**Exercice court**
Recopiez mot pour mot, du début à la fin, l'extrait sur l'individu, la société et l'État chez Walras.
═════ Extrait ═════
L'individu est une abstraction, c'est l'homme considéré abstraction faite de la société auquel il appartient et, pour assurer la symétrie, Walras appelle conditions sociales générales, la société abstraction faite des hommes dont elle est formée.

Ce que Walras dit de la société, il le dit aussi de l'État. « L'État n'est pas une collection pure et simple d'individus... et l'intérêt et le droit de l'État ne sont pas purement et simplement l'intérêt et le droit de tous les individus par opposition à l'intérêt et au droit de chaque individu ».

Dans la théorie économique de Walras, il y aura deux sortes d'agents : les individus qui maximisent leur utilité sous la contrainte des revenus de leurs facultés personnelles et l'État qui poursuit ses propres fins et dispose de ses propres ressources puisqu'il est, de droit naturel, le propriétaire des terres. Il pense qu'à son époque l'équilibre entre les individus et l'État est rompu.

Au point de vue politique, il faut assurer la liberté du citoyen ; au point de vue économique, il faut, au contraire, restaurer l'autorité de l'État.
═════ Entrées ═════
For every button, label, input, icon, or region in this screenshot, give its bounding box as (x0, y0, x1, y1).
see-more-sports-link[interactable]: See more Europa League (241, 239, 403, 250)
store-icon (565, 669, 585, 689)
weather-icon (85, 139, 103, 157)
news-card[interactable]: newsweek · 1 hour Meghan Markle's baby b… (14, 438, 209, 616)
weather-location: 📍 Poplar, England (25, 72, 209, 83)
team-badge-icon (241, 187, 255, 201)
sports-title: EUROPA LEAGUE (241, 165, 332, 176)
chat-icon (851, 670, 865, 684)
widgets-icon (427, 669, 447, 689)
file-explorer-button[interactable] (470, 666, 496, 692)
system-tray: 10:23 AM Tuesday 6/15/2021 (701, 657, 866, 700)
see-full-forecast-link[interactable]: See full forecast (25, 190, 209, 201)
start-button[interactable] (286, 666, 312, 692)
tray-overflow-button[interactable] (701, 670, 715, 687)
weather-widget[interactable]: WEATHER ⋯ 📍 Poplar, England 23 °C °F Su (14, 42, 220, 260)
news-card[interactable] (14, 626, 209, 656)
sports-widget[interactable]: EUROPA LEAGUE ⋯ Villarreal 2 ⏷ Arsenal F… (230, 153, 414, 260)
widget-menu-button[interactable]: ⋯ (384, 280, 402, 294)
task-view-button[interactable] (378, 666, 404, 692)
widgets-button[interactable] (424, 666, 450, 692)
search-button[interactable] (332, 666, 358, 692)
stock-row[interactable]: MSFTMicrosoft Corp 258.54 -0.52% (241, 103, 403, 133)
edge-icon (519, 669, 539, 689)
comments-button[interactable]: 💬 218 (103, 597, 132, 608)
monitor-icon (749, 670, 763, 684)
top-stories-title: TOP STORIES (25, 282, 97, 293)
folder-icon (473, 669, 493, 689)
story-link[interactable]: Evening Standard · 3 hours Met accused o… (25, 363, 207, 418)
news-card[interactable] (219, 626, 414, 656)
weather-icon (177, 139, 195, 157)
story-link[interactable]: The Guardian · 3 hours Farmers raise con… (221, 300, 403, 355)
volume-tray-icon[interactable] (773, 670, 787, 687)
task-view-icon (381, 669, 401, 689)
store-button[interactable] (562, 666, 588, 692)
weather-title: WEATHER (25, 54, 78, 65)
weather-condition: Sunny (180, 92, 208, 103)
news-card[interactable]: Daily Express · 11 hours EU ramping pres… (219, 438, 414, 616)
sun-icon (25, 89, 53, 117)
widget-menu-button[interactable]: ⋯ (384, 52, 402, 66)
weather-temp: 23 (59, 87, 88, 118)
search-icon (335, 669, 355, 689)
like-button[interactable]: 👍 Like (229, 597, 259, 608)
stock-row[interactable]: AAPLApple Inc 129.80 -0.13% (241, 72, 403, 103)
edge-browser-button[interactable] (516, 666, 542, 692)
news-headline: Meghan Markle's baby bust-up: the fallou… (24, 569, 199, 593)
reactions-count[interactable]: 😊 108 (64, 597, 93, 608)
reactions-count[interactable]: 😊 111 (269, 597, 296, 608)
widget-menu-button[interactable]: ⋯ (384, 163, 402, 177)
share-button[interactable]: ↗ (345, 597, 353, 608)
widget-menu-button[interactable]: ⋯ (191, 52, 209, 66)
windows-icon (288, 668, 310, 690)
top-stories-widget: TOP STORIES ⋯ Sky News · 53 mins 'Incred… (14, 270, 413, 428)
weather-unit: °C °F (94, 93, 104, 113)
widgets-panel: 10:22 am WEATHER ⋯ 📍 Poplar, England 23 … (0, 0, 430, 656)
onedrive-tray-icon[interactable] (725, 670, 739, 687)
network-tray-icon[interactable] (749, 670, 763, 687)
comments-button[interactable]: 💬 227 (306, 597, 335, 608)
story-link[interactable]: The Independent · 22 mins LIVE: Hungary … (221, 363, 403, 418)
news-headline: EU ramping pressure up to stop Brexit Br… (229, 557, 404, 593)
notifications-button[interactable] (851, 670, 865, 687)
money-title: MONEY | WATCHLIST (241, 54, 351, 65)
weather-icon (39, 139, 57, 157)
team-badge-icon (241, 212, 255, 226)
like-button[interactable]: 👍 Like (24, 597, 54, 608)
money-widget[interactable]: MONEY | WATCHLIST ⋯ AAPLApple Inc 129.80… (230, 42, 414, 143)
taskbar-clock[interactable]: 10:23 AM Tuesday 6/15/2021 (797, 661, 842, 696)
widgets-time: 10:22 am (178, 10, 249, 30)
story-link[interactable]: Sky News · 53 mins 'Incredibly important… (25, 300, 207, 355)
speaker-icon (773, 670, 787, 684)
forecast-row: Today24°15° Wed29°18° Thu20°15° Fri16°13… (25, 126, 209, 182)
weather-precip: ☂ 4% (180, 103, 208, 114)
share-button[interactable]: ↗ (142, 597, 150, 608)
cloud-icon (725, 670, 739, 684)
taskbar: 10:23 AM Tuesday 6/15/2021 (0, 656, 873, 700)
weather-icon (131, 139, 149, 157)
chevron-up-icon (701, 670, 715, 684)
═════
**Corrigé**
L'individu est une abstraction, c'est l'homme considéré abstraction faite de la société auquel il appartient et, pour assurer la symétrie, Walras appelle conditions sociales générales, la société abstraction faite des hommes dont elle est formée.

Ce que Walras dit de la société, il le dit aussi de l'État. « L'État n'est pas une collection pure et simple d'individus... et l'intérêt et le droit de l'État ne sont pas purement et simplement l'intérêt et le droit de tous les individus par opposition à l'intérêt et au droit de chaque individu ».

Dans la théorie économique de Walras, il y aura deux sortes d'agents : les individus qui maximisent leur utilité sous la contrainte des revenus de leurs facultés personnelles et l'État qui poursuit ses propres fins et dispose de ses propres ressources puisqu'il est, de droit naturel, le propriétaire des terres. Il pense qu'à son époque l'équilibre entre les individus et l'État est rompu.

Au point de vue politique, il faut assurer la liberté du citoyen ; au point de vue économique, il faut, au contraire, restaurer l'autorité de l'État.